Nothing may be dropped or altered: reproduce all the data.
* start *
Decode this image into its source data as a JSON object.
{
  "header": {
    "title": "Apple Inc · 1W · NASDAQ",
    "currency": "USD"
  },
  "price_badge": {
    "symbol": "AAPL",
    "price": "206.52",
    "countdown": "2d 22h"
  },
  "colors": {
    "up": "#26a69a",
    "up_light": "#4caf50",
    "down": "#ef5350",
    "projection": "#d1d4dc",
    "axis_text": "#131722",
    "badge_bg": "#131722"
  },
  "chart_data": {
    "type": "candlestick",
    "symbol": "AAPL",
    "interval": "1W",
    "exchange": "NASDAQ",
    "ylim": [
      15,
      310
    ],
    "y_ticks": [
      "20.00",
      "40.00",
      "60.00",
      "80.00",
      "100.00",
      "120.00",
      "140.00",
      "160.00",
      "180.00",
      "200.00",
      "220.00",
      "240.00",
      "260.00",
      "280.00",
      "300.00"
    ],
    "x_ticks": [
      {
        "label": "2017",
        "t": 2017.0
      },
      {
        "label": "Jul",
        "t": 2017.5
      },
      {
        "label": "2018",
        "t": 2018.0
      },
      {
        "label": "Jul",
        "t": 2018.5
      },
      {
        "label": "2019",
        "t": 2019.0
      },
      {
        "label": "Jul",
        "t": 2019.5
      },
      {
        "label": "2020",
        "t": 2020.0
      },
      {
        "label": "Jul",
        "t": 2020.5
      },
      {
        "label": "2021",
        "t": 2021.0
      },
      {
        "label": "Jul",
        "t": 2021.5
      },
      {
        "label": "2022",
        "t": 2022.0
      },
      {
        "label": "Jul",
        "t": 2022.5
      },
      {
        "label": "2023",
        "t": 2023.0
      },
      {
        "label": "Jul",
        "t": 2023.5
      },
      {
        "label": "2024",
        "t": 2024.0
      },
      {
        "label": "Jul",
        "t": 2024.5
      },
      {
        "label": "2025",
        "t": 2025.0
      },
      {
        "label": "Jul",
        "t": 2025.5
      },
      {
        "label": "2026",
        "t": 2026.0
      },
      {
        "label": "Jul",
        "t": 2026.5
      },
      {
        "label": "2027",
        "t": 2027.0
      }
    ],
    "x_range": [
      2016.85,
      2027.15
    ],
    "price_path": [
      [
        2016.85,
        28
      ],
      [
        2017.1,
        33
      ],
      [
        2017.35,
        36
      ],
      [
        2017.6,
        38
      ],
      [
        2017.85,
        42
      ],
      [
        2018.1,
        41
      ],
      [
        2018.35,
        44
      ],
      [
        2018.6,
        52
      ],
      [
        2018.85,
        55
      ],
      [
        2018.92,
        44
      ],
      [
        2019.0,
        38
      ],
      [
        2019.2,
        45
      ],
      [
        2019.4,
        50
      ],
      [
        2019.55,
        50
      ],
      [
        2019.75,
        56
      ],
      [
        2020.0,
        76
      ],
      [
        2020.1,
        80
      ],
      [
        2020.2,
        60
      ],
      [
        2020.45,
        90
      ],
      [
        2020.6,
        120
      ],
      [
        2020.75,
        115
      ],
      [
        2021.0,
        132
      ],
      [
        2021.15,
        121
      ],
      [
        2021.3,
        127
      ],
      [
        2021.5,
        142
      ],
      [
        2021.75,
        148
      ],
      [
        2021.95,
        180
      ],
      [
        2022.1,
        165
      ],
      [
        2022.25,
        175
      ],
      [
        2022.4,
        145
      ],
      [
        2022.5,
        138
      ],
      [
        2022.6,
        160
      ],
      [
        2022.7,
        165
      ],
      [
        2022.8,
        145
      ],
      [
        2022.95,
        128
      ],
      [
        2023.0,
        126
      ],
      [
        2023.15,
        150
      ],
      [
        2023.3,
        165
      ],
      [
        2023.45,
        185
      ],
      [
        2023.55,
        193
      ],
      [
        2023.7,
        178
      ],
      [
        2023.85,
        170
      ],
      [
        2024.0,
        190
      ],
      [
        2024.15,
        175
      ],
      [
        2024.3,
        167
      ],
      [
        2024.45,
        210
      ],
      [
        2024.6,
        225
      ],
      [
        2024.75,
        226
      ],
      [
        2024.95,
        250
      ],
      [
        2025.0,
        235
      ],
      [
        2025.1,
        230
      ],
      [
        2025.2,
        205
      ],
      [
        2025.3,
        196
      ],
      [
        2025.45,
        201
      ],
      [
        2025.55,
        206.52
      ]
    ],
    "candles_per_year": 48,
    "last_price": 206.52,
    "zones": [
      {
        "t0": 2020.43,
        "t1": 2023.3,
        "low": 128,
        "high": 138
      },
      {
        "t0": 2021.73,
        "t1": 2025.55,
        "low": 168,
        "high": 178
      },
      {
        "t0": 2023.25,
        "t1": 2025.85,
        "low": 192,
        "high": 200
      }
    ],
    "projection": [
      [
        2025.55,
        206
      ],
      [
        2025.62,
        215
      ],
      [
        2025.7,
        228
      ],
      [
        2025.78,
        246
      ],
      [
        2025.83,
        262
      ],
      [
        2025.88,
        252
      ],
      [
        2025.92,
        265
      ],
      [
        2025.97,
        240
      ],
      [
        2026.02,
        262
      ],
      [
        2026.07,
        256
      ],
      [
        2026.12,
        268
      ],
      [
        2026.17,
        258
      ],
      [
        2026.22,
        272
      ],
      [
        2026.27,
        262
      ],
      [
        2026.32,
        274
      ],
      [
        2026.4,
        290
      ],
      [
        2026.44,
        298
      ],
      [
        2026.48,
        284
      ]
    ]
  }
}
* end *
▶ **ANSWER IN FULL**
Decode this image into its source data as a JSON object.
{
  "header": {
    "title": "Apple Inc · 1W · NASDAQ",
    "currency": "USD"
  },
  "price_badge": {
    "symbol": "AAPL",
    "price": "206.52",
    "countdown": "2d 22h"
  },
  "colors": {
    "up": "#26a69a",
    "up_light": "#4caf50",
    "down": "#ef5350",
    "projection": "#d1d4dc",
    "axis_text": "#131722",
    "badge_bg": "#131722"
  },
  "chart_data": {
    "type": "candlestick",
    "symbol": "AAPL",
    "interval": "1W",
    "exchange": "NASDAQ",
    "ylim": [
      15,
      310
    ],
    "y_ticks": [
      "20.00",
      "40.00",
      "60.00",
      "80.00",
      "100.00",
      "120.00",
      "140.00",
      "160.00",
      "180.00",
      "200.00",
      "220.00",
      "240.00",
      "260.00",
      "280.00",
      "300.00"
    ],
    "x_ticks": [
      {
        "label": "2017",
        "t": 2017.0
      },
      {
        "label": "Jul",
        "t": 2017.5
      },
      {
        "label": "2018",
        "t": 2018.0
      },
      {
        "label": "Jul",
        "t": 2018.5
      },
      {
        "label": "2019",
        "t": 2019.0
      },
      {
        "label": "Jul",
        "t": 2019.5
      },
      {
        "label": "2020",
        "t": 2020.0
      },
      {
        "label": "Jul",
        "t": 2020.5
      },
      {
        "label": "2021",
        "t": 2021.0
      },
      {
        "label": "Jul",
        "t": 2021.5
      },
      {
        "label": "2022",
        "t": 2022.0
      },
      {
        "label": "Jul",
        "t": 2022.5
      },
      {
        "label": "2023",
        "t": 2023.0
      },
      {
        "label": "Jul",
        "t": 2023.5
      },
      {
        "label": "2024",
        "t": 2024.0
      },
      {
        "label": "Jul",
        "t": 2024.5
      },
      {
        "label": "2025",
        "t": 2025.0
      },
      {
        "label": "Jul",
        "t": 2025.5
      },
      {
        "label": "2026",
        "t": 2026.0
      },
      {
        "label": "Jul",
        "t": 2026.5
      },
      {
        "label": "2027",
        "t": 2027.0
      }
    ],
    "x_range": [
      2016.85,
      2027.15
    ],
    "price_path": [
      [
        2016.85,
        28
      ],
      [
        2017.1,
        33
      ],
      [
        2017.35,
        36
      ],
      [
        2017.6,
        38
      ],
      [
        2017.85,
        42
      ],
      [
        2018.1,
        41
      ],
      [
        2018.35,
        44
      ],
      [
        2018.6,
        52
      ],
      [
        2018.85,
        55
      ],
      [
        2018.92,
        44
      ],
      [
        2019.0,
        38
      ],
      [
        2019.2,
        45
      ],
      [
        2019.4,
        50
      ],
      [
        2019.55,
        50
      ],
      [
        2019.75,
        56
      ],
      [
        2020.0,
        76
      ],
      [
        2020.1,
        80
      ],
      [
        2020.2,
        60
      ],
      [
        2020.45,
        90
      ],
      [
        2020.6,
        120
      ],
      [
        2020.75,
        115
      ],
      [
        2021.0,
        132
      ],
      [
        2021.15,
        121
      ],
      [
        2021.3,
        127
      ],
      [
        2021.5,
        142
      ],
      [
        2021.75,
        148
      ],
      [
        2021.95,
        180
      ],
      [
        2022.1,
        165
      ],
      [
        2022.25,
        175
      ],
      [
        2022.4,
        145
      ],
      [
        2022.5,
        138
      ],
      [
        2022.6,
        160
      ],
      [
        2022.7,
        165
      ],
      [
        2022.8,
        145
      ],
      [
        2022.95,
        128
      ],
      [
        2023.0,
        126
      ],
      [
        2023.15,
        150
      ],
      [
        2023.3,
        165
      ],
      [
        2023.45,
        185
      ],
      [
        2023.55,
        193
      ],
      [
        2023.7,
        178
      ],
      [
        2023.85,
        170
      ],
      [
        2024.0,
        190
      ],
      [
        2024.15,
        175
      ],
      [
        2024.3,
        167
      ],
      [
        2024.45,
        210
      ],
      [
        2024.6,
        225
      ],
      [
        2024.75,
        226
      ],
      [
        2024.95,
        250
      ],
      [
        2025.0,
        235
      ],
      [
        2025.1,
        230
      ],
      [
        2025.2,
        205
      ],
      [
        2025.3,
        196
      ],
      [
        2025.45,
        201
      ],
      [
        2025.55,
        206.52
      ]
    ],
    "candles_per_year": 48,
    "last_price": 206.52,
    "zones": [
      {
        "t0": 2020.43,
        "t1": 2023.3,
        "low": 128,
        "high": 138
      },
      {
        "t0": 2021.73,
        "t1": 2025.55,
        "low": 168,
        "high": 178
      },
      {
        "t0": 2023.25,
        "t1": 2025.85,
        "low": 192,
        "high": 200
      }
    ],
    "projection": [
      [
        2025.55,
        206
      ],
      [
        2025.62,
        215
      ],
      [
        2025.7,
        228
      ],
      [
        2025.78,
        246
      ],
      [
        2025.83,
        262
      ],
      [
        2025.88,
        252
      ],
      [
        2025.92,
        265
      ],
      [
        2025.97,
        240
      ],
      [
        2026.02,
        262
      ],
      [
        2026.07,
        256
      ],
      [
        2026.12,
        268
      ],
      [
        2026.17,
        258
      ],
      [
        2026.22,
        272
      ],
      [
        2026.27,
        262
      ],
      [
        2026.32,
        274
      ],
      [
        2026.4,
        290
      ],
      [
        2026.44,
        298
      ],
      [
        2026.48,
        284
      ]
    ]
  }
}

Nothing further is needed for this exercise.